(A block of data)
####################

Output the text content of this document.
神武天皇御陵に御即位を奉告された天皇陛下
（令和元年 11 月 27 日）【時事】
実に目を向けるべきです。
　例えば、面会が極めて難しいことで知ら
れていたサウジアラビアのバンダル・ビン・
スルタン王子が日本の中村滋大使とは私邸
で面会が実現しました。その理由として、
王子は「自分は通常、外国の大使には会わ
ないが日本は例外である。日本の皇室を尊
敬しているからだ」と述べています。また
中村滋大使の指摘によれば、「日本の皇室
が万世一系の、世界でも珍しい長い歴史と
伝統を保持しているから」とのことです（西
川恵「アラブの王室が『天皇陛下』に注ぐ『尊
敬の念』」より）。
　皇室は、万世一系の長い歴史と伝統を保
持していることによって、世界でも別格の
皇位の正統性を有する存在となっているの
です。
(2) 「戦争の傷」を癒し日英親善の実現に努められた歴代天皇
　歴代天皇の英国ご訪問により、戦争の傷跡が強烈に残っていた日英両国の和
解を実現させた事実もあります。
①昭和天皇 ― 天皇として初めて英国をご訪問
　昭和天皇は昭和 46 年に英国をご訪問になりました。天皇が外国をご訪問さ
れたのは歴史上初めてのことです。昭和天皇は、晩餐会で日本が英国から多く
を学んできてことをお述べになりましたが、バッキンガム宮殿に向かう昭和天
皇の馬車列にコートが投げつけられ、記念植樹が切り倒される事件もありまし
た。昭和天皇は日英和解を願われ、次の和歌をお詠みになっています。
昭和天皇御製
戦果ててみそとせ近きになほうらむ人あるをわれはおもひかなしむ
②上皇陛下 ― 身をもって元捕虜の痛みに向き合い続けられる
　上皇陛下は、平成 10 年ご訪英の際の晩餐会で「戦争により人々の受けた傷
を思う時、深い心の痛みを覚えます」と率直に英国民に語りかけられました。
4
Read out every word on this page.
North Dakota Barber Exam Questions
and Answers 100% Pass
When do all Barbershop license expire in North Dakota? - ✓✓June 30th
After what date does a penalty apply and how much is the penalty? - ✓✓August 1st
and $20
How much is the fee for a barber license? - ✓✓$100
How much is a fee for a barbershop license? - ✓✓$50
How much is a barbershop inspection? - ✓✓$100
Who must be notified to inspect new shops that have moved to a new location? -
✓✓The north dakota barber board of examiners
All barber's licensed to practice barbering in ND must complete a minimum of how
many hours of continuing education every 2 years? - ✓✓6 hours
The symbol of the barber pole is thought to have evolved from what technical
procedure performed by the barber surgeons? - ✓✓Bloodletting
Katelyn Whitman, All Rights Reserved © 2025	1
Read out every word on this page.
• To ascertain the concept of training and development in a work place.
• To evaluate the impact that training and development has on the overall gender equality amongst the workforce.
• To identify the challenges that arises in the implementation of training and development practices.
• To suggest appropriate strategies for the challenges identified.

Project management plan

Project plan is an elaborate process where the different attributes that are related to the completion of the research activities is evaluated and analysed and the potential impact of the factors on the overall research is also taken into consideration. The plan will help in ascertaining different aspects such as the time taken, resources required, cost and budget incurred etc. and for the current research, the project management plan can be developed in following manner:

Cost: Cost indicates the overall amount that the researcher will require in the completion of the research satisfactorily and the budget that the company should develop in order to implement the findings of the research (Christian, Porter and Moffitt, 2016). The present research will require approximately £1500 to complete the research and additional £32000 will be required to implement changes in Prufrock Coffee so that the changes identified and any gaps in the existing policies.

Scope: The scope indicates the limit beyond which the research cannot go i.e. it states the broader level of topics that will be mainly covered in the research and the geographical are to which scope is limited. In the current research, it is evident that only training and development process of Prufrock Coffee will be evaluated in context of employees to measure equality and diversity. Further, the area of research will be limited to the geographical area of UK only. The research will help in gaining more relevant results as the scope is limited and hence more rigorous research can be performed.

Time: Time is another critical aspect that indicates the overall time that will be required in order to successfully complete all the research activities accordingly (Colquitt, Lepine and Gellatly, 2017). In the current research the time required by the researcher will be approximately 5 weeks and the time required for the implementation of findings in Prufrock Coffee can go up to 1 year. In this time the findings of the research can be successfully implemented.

####################

EXERCISE DESCRIPTION:
Using the material above, copy every line in which the string "Coffee" occurs.

SOLUTION FOR THIS EXERCISE:
Cost: Cost indicates the overall amount that the researcher will require in the completion of the research satisfactorily and the budget that the company should develop in order to implement the findings of the research (Christian, Porter and Moffitt, 2016). The present research will require approximately £1500 to complete the research and additional £32000 will be required to implement changes in Prufrock Coffee so that the changes identified and any gaps in the existing policies.
Scope: The scope indicates the limit beyond which the research cannot go i.e. it states the broader level of topics that will be mainly covered in the research and the geographical are to which scope is limited. In the current research, it is evident that only training and development process of Prufrock Coffee will be evaluated in context of employees to measure equality and diversity. Further, the area of research will be limited to the geographical area of UK only. The research will help in gaining more relevant results as the scope is limited and hence more rigorous research can be performed.
Time: Time is another critical aspect that indicates the overall time that will be required in order to successfully complete all the research activities accordingly (Colquitt, Lepine and Gellatly, 2017). In the current research the time required by the researcher will be approximately 5 weeks and the time required for the implementation of findings in Prufrock Coffee can go up to 1 year. In this time the findings of the research can be successfully implemented.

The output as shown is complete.